* **Given exercise**:
Copy every record exactly, and keep the pictures out.

* **Saved entries**:
-=-=-
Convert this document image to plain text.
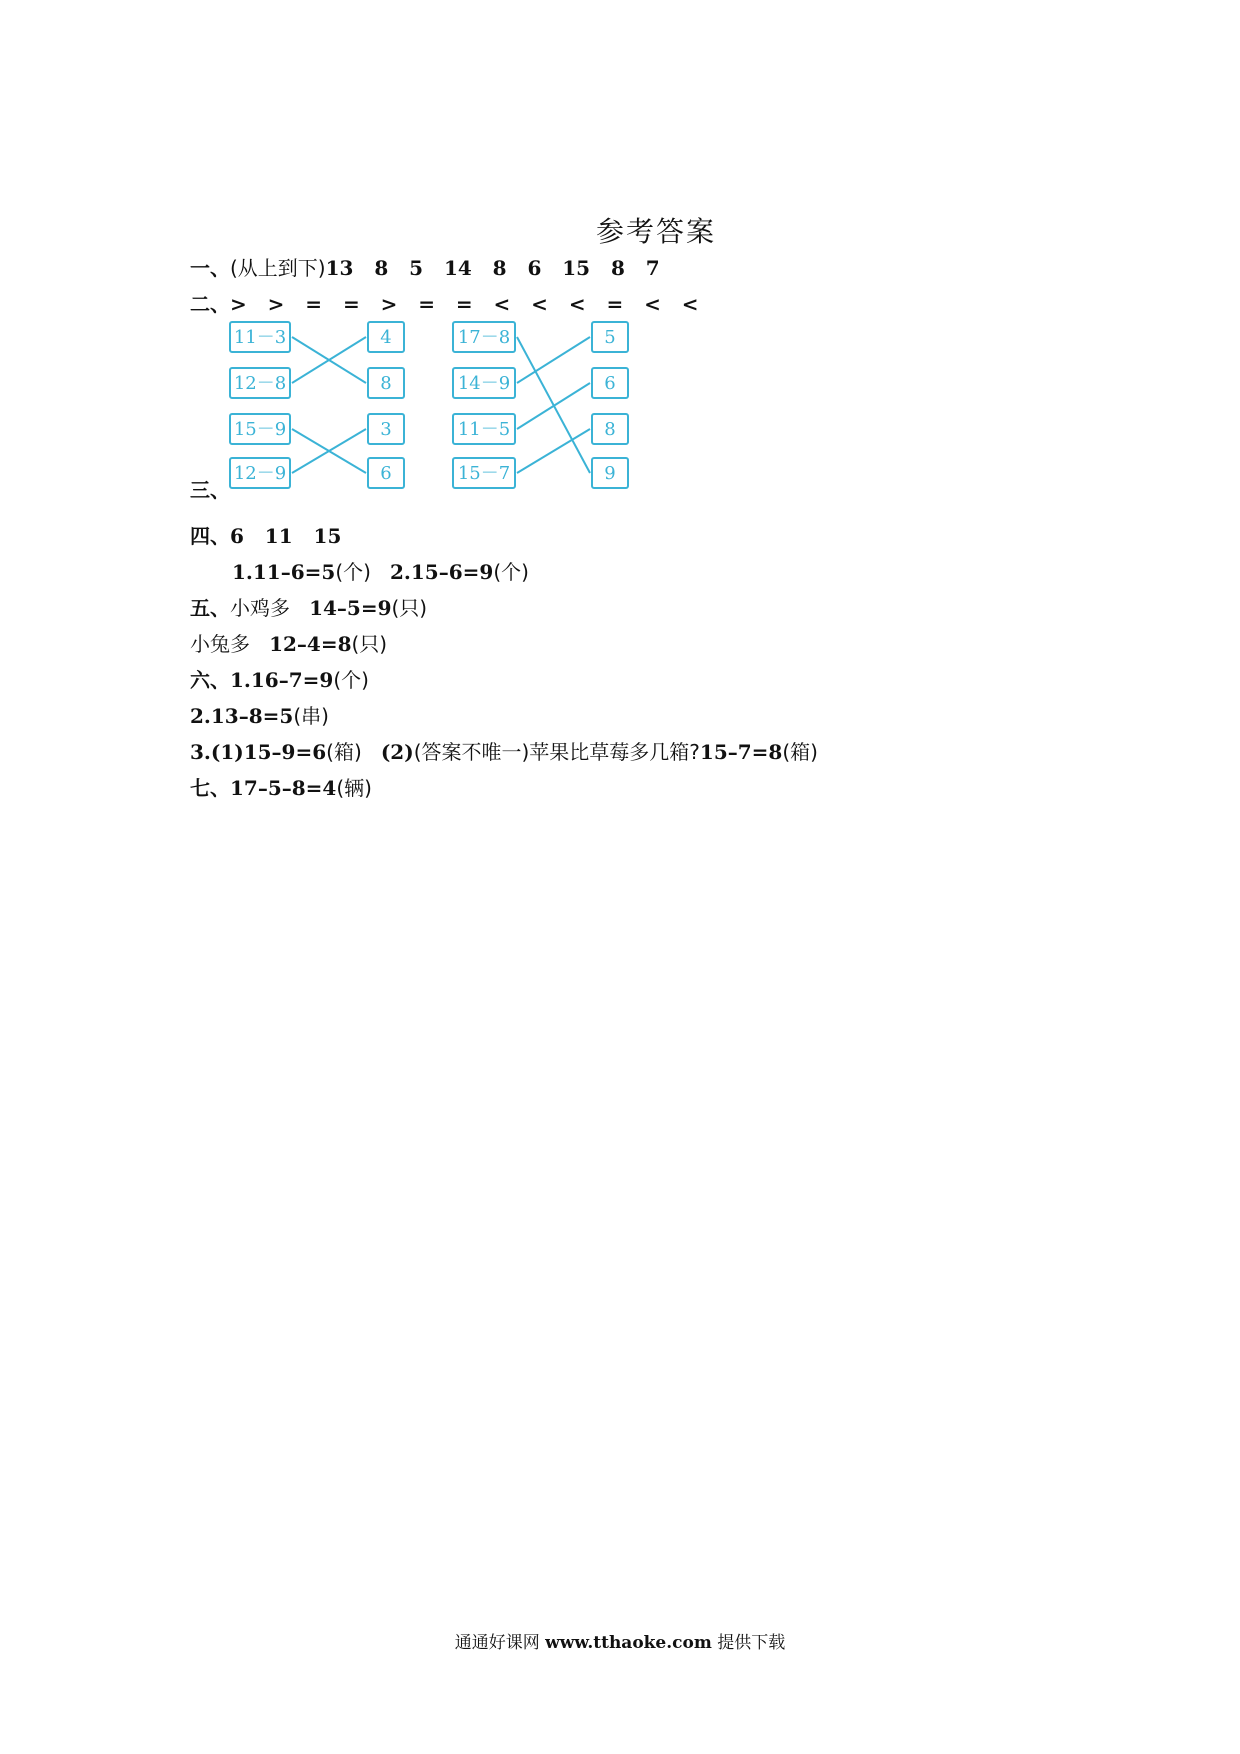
参考答案
一、(从上到下)13   8   5   14   8   6   15   8   7
二、>   >   =   =   >   =   =   <   <   <   =   <   <
11－3
12－8
15－9
12－9
4
8
3
6
17－8
14－9
11－5
15－7
5
6
8
9
三、
四、6   11   15
1.11–6=5(个) 2.15–6=9(个)
五、小鸡多 14–5=9(只)
小兔多 12–4=8(只)
六、1.16–7=9(个)
2.13–8=5(串)
3.(1)15–9=6(箱) (2)(答案不唯一)苹果比草莓多几箱?15–7=8(箱)
七、17–5–8=4(辆)
通通好课网 www.tthaoke.com 提供下载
-=-=-
* **Exercise response**:
Convert this document image to plain text.
参考答案
一、(从上到下)13   8   5   14   8   6   15   8   7
二、>   >   =   =   >   =   =   <   <   <   =   <   <
11－3
12－8
15－9
12－9
4
8
3
6
17－8
14－9
11－5
15－7
5
6
8
9
三、
四、6   11   15
1.11–6=5(个) 2.15–6=9(个)
五、小鸡多 14–5=9(只)
小兔多 12–4=8(只)
六、1.16–7=9(个)
2.13–8=5(串)
3.(1)15–9=6(箱) (2)(答案不唯一)苹果比草莓多几箱?15–7=8(箱)
七、17–5–8=4(辆)
通通好课网 www.tthaoke.com 提供下载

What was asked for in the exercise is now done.